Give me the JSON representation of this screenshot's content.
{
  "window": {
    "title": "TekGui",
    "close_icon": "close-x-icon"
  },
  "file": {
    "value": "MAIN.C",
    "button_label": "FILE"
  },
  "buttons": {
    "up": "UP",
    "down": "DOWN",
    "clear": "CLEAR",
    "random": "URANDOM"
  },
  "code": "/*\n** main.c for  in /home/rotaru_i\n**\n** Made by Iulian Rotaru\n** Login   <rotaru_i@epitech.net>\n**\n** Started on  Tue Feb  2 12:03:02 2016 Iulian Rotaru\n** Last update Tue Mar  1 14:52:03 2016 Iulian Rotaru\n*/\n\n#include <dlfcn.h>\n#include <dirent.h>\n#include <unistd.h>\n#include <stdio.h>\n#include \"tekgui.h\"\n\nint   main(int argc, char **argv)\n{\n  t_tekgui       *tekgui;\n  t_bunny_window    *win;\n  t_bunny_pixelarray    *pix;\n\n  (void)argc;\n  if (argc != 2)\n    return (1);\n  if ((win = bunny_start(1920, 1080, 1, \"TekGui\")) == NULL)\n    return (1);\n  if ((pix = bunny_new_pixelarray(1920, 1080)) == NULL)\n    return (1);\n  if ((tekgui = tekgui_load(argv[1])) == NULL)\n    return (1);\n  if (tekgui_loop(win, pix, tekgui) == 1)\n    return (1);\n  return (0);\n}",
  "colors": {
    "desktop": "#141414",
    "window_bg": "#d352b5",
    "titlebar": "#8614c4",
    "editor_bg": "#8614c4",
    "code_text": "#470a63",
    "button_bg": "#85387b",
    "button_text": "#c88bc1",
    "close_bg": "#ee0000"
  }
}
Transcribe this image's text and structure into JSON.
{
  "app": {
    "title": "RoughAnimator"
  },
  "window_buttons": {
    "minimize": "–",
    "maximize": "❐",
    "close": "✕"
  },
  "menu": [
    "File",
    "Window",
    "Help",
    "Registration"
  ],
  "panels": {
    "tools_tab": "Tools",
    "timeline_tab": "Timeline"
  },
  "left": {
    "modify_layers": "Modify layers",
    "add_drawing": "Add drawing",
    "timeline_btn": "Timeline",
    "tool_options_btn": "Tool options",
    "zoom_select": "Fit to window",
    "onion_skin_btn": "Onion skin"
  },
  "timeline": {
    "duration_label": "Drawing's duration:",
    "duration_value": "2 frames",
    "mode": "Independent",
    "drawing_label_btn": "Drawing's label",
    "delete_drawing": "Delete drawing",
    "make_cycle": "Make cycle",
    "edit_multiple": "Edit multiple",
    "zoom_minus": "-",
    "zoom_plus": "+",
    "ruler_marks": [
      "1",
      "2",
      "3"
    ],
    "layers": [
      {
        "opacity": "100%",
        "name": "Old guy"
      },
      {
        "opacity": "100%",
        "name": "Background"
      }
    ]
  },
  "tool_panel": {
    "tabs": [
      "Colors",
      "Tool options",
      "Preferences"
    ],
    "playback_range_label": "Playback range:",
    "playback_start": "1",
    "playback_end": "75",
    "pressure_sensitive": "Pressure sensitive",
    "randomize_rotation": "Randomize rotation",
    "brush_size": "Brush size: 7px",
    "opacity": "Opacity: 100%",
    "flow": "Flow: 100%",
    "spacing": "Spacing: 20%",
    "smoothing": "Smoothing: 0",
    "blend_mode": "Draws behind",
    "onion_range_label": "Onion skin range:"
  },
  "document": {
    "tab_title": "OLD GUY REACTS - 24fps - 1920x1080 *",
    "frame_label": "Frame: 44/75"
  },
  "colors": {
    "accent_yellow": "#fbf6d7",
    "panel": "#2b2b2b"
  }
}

▶ **TASK OBJECTIVE**
Please reproduce all of the entries exactly as they stand.

▶ **RESPONSE**
Give me the JSON representation of this screenshot's content.
{
  "window": {
    "title": "TekGui",
    "close_icon": "close-x-icon"
  },
  "file": {
    "value": "MAIN.C",
    "button_label": "FILE"
  },
  "buttons": {
    "up": "UP",
    "down": "DOWN",
    "clear": "CLEAR",
    "random": "URANDOM"
  },
  "code": "/*\n** main.c for  in /home/rotaru_i\n**\n** Made by Iulian Rotaru\n** Login   <rotaru_i@epitech.net>\n**\n** Started on  Tue Feb  2 12:03:02 2016 Iulian Rotaru\n** Last update Tue Mar  1 14:52:03 2016 Iulian Rotaru\n*/\n\n#include <dlfcn.h>\n#include <dirent.h>\n#include <unistd.h>\n#include <stdio.h>\n#include \"tekgui.h\"\n\nint   main(int argc, char **argv)\n{\n  t_tekgui       *tekgui;\n  t_bunny_window    *win;\n  t_bunny_pixelarray    *pix;\n\n  (void)argc;\n  if (argc != 2)\n    return (1);\n  if ((win = bunny_start(1920, 1080, 1, \"TekGui\")) == NULL)\n    return (1);\n  if ((pix = bunny_new_pixelarray(1920, 1080)) == NULL)\n    return (1);\n  if ((tekgui = tekgui_load(argv[1])) == NULL)\n    return (1);\n  if (tekgui_loop(win, pix, tekgui) == 1)\n    return (1);\n  return (0);\n}",
  "colors": {
    "desktop": "#141414",
    "window_bg": "#d352b5",
    "titlebar": "#8614c4",
    "editor_bg": "#8614c4",
    "code_text": "#470a63",
    "button_bg": "#85387b",
    "button_text": "#c88bc1",
    "close_bg": "#ee0000"
  }
}
Transcribe this image's text and structure into JSON.
{
  "app": {
    "title": "RoughAnimator"
  },
  "window_buttons": {
    "minimize": "–",
    "maximize": "❐",
    "close": "✕"
  },
  "menu": [
    "File",
    "Window",
    "Help",
    "Registration"
  ],
  "panels": {
    "tools_tab": "Tools",
    "timeline_tab": "Timeline"
  },
  "left": {
    "modify_layers": "Modify layers",
    "add_drawing": "Add drawing",
    "timeline_btn": "Timeline",
    "tool_options_btn": "Tool options",
    "zoom_select": "Fit to window",
    "onion_skin_btn": "Onion skin"
  },
  "timeline": {
    "duration_label": "Drawing's duration:",
    "duration_value": "2 frames",
    "mode": "Independent",
    "drawing_label_btn": "Drawing's label",
    "delete_drawing": "Delete drawing",
    "make_cycle": "Make cycle",
    "edit_multiple": "Edit multiple",
    "zoom_minus": "-",
    "zoom_plus": "+",
    "ruler_marks": [
      "1",
      "2",
      "3"
    ],
    "layers": [
      {
        "opacity": "100%",
        "name": "Old guy"
      },
      {
        "opacity": "100%",
        "name": "Background"
      }
    ]
  },
  "tool_panel": {
    "tabs": [
      "Colors",
      "Tool options",
      "Preferences"
    ],
    "playback_range_label": "Playback range:",
    "playback_start": "1",
    "playback_end": "75",
    "pressure_sensitive": "Pressure sensitive",
    "randomize_rotation": "Randomize rotation",
    "brush_size": "Brush size: 7px",
    "opacity": "Opacity: 100%",
    "flow": "Flow: 100%",
    "spacing": "Spacing: 20%",
    "smoothing": "Smoothing: 0",
    "blend_mode": "Draws behind",
    "onion_range_label": "Onion skin range:"
  },
  "document": {
    "tab_title": "OLD GUY REACTS - 24fps - 1920x1080 *",
    "frame_label": "Frame: 44/75"
  },
  "colors": {
    "accent_yellow": "#fbf6d7",
    "panel": "#2b2b2b"
  }
}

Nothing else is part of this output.